*INSTRUCTION:*
Scan the data below and pick out the lines containing the word "icon".
○ ○ ○ ○ ○ ○ ○
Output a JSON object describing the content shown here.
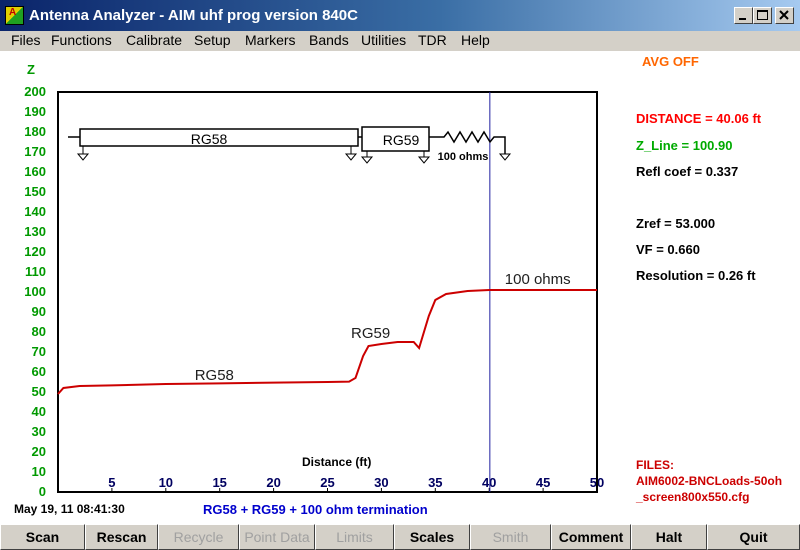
{
  "window": {
    "title": "Antenna Analyzer -   AIM uhf   prog version 840C",
    "controls": [
      "minimize-icon",
      "maximize-icon",
      "close-icon"
    ]
  },
  "menu": [
    "Files",
    "Functions",
    "Calibrate",
    "Setup",
    "Markers",
    "Bands",
    "Utilities",
    "TDR",
    "Help"
  ],
  "status": {
    "avg": "AVG OFF",
    "distance": "DISTANCE = 40.06 ft",
    "z_line": "Z_Line  =  100.90",
    "refl": "Refl coef =  0.337",
    "zref": "Zref =   53.000",
    "vf": "VF =  0.660",
    "resolution": "Resolution =  0.26 ft",
    "files_label": "FILES:",
    "file1": "AIM6002-BNCLoads-50oh",
    "file2": "_screen800x550.cfg"
  },
  "footer": {
    "datetime": "May 19, 11   08:41:30",
    "note": "RG58 + RG59 + 100 ohm termination"
  },
  "buttons": [
    {
      "label": "Scan",
      "enabled": true
    },
    {
      "label": "Rescan",
      "enabled": true
    },
    {
      "label": "Recycle",
      "enabled": false
    },
    {
      "label": "Point Data",
      "enabled": false
    },
    {
      "label": "Limits",
      "enabled": false
    },
    {
      "label": "Scales",
      "enabled": true
    },
    {
      "label": "Smith",
      "enabled": false
    },
    {
      "label": "Comment",
      "enabled": true
    },
    {
      "label": "Halt",
      "enabled": true
    },
    {
      "label": "Quit",
      "enabled": true
    }
  ],
  "colors": {
    "trace": "#cc0000",
    "axis_labels": "#009900",
    "avg": "#ff6600",
    "distance": "#ff0000",
    "z_line": "#00aa00",
    "files": "#cc0000",
    "note": "#0000cc"
  },
  "chart_data": {
    "type": "line",
    "ylabel": "Z",
    "xlabel": "Distance (ft)",
    "xlim": [
      0,
      50
    ],
    "ylim": [
      0,
      200
    ],
    "x_ticks": [
      5,
      10,
      15,
      20,
      25,
      30,
      35,
      40,
      45,
      50
    ],
    "y_ticks": [
      0,
      10,
      20,
      30,
      40,
      50,
      60,
      70,
      80,
      90,
      100,
      110,
      120,
      130,
      140,
      150,
      160,
      170,
      180,
      190,
      200
    ],
    "marker_x": 40.06,
    "series": [
      {
        "points": [
          [
            0,
            49
          ],
          [
            0.5,
            52
          ],
          [
            2,
            53
          ],
          [
            5,
            53.3
          ],
          [
            10,
            54
          ],
          [
            15,
            54.3
          ],
          [
            20,
            54.7
          ],
          [
            25,
            55
          ],
          [
            27,
            55.2
          ],
          [
            27.6,
            57
          ],
          [
            28.3,
            68
          ],
          [
            28.8,
            73
          ],
          [
            30,
            74
          ],
          [
            31.5,
            75
          ],
          [
            33,
            75
          ],
          [
            33.5,
            72
          ],
          [
            34.4,
            88
          ],
          [
            35,
            96
          ],
          [
            36,
            99
          ],
          [
            38,
            100.5
          ],
          [
            40,
            101
          ],
          [
            42,
            101
          ],
          [
            45,
            101
          ],
          [
            50,
            101
          ]
        ]
      }
    ],
    "annotations": [
      {
        "text": "RG58",
        "x": 14.5,
        "y": 56
      },
      {
        "text": "RG59",
        "x": 29,
        "y": 77
      },
      {
        "text": "100 ohms",
        "x": 44.5,
        "y": 104
      }
    ],
    "schematic": {
      "labels": [
        "RG58",
        "RG59",
        "100 ohms"
      ]
    }
  }
}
○ ○ ○ ○ ○ ○ ○
*SOLUTION:*
      "minimize-icon",
      "maximize-icon",
      "close-icon"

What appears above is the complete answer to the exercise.